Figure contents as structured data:
..............................
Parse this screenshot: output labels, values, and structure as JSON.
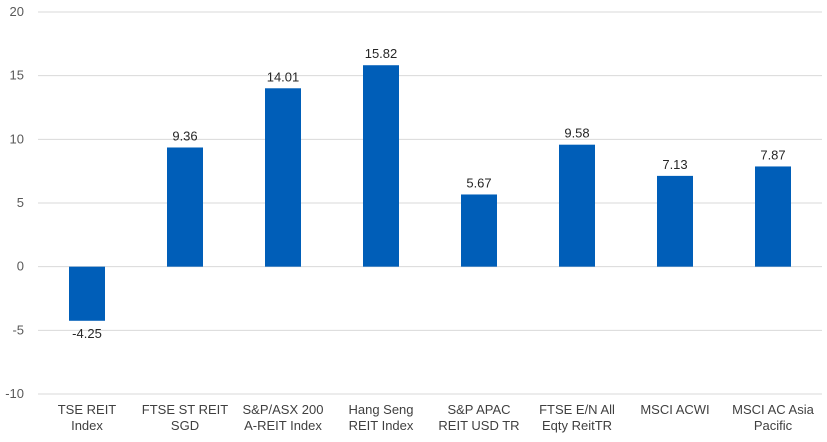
{
  "chart_data": {
    "type": "bar",
    "categories": [
      [
        "TSE REIT",
        "Index"
      ],
      [
        "FTSE ST REIT",
        "SGD"
      ],
      [
        "S&P/ASX 200",
        "A-REIT Index"
      ],
      [
        "Hang Seng",
        "REIT Index"
      ],
      [
        "S&P APAC",
        "REIT USD TR"
      ],
      [
        "FTSE E/N All",
        "Eqty ReitTR"
      ],
      [
        "MSCI ACWI"
      ],
      [
        "MSCI AC Asia",
        "Pacific"
      ]
    ],
    "values": [
      -4.25,
      9.36,
      14.01,
      15.82,
      5.67,
      9.58,
      7.13,
      7.87
    ],
    "data_labels": [
      "-4.25",
      "9.36",
      "14.01",
      "15.82",
      "5.67",
      "9.58",
      "7.13",
      "7.87"
    ],
    "ylim": [
      -10,
      20
    ],
    "yticks": [
      -10,
      -5,
      0,
      5,
      10,
      15,
      20
    ],
    "grid": true,
    "bar_color": "#005EB8",
    "grid_color": "#D9D9D9"
  }
}
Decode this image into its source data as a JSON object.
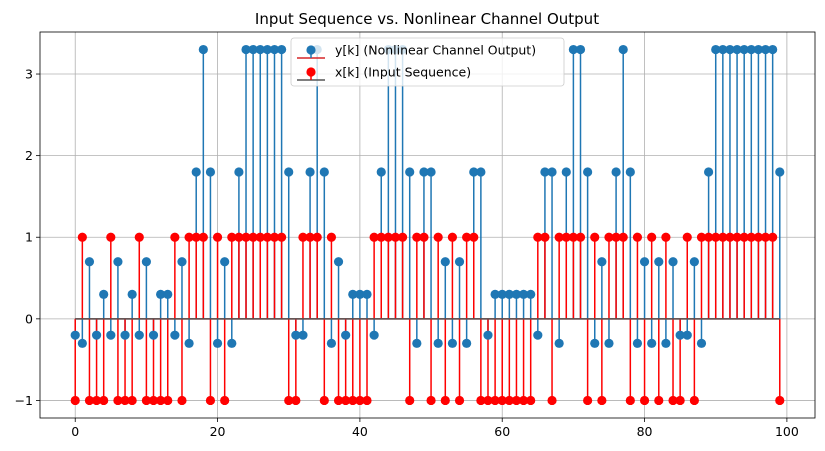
{
  "chart_data": {
    "type": "stem",
    "title": "Input Sequence vs. Nonlinear Channel Output",
    "xlabel": "",
    "ylabel": "",
    "xlim": [
      -4.95,
      103.95
    ],
    "ylim": [
      -1.215,
      3.515
    ],
    "xticks": [
      0,
      20,
      40,
      60,
      80,
      100
    ],
    "yticks": [
      -1,
      0,
      1,
      2,
      3
    ],
    "grid": true,
    "legend_position": "top-center",
    "series": [
      {
        "name": "y[k] (Nonlinear Channel Output)",
        "marker_color": "#1f77b4",
        "stem_color": "#1f77b4",
        "baseline_color": "#d62728",
        "x_start": 0,
        "values": [
          -0.2,
          -0.3,
          0.7,
          -0.2,
          0.3,
          -0.2,
          0.7,
          -0.2,
          0.3,
          -0.2,
          0.7,
          -0.2,
          0.3,
          0.3,
          -0.2,
          0.7,
          -0.3,
          1.8,
          3.3,
          1.8,
          -0.3,
          0.7,
          -0.3,
          1.8,
          3.3,
          3.3,
          3.3,
          3.3,
          3.3,
          3.3,
          1.8,
          -0.2,
          -0.2,
          1.8,
          3.3,
          1.8,
          -0.3,
          0.7,
          -0.2,
          0.3,
          0.3,
          0.3,
          -0.2,
          1.8,
          3.3,
          3.3,
          3.3,
          1.8,
          -0.3,
          1.8,
          1.8,
          -0.3,
          0.7,
          -0.3,
          0.7,
          -0.3,
          1.8,
          1.8,
          -0.2,
          0.3,
          0.3,
          0.3,
          0.3,
          0.3,
          0.3,
          -0.2,
          1.8,
          1.8,
          -0.3,
          1.8,
          3.3,
          3.3,
          1.8,
          -0.3,
          0.7,
          -0.3,
          1.8,
          3.3,
          1.8,
          -0.3,
          0.7,
          -0.3,
          0.7,
          -0.3,
          0.7,
          -0.2,
          -0.2,
          0.7,
          -0.3,
          1.8,
          3.3,
          3.3,
          3.3,
          3.3,
          3.3,
          3.3,
          3.3,
          3.3,
          3.3,
          1.8
        ]
      },
      {
        "name": "x[k] (Input Sequence)",
        "marker_color": "#ff0000",
        "stem_color": "#ff0000",
        "baseline_color": "#555555",
        "x_start": 0,
        "values": [
          -1,
          1,
          -1,
          -1,
          -1,
          1,
          -1,
          -1,
          -1,
          1,
          -1,
          -1,
          -1,
          -1,
          1,
          -1,
          1,
          1,
          1,
          -1,
          1,
          -1,
          1,
          1,
          1,
          1,
          1,
          1,
          1,
          1,
          -1,
          -1,
          1,
          1,
          1,
          -1,
          1,
          -1,
          -1,
          -1,
          -1,
          -1,
          1,
          1,
          1,
          1,
          1,
          -1,
          1,
          1,
          -1,
          1,
          -1,
          1,
          -1,
          1,
          1,
          -1,
          -1,
          -1,
          -1,
          -1,
          -1,
          -1,
          -1,
          1,
          1,
          -1,
          1,
          1,
          1,
          1,
          -1,
          1,
          -1,
          1,
          1,
          1,
          -1,
          1,
          -1,
          1,
          -1,
          1,
          -1,
          -1,
          1,
          -1,
          1,
          1,
          1,
          1,
          1,
          1,
          1,
          1,
          1,
          1,
          1,
          -1
        ]
      }
    ]
  }
}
..............................
— SHORT PROBLEM —
Where does the word "Sequence" appear? Return each line that holds it.

— ANSWER BELOW —
    "title": "Input Sequence vs. Nonlinear Channel Output",
        "name": "x[k] (Input Sequence)",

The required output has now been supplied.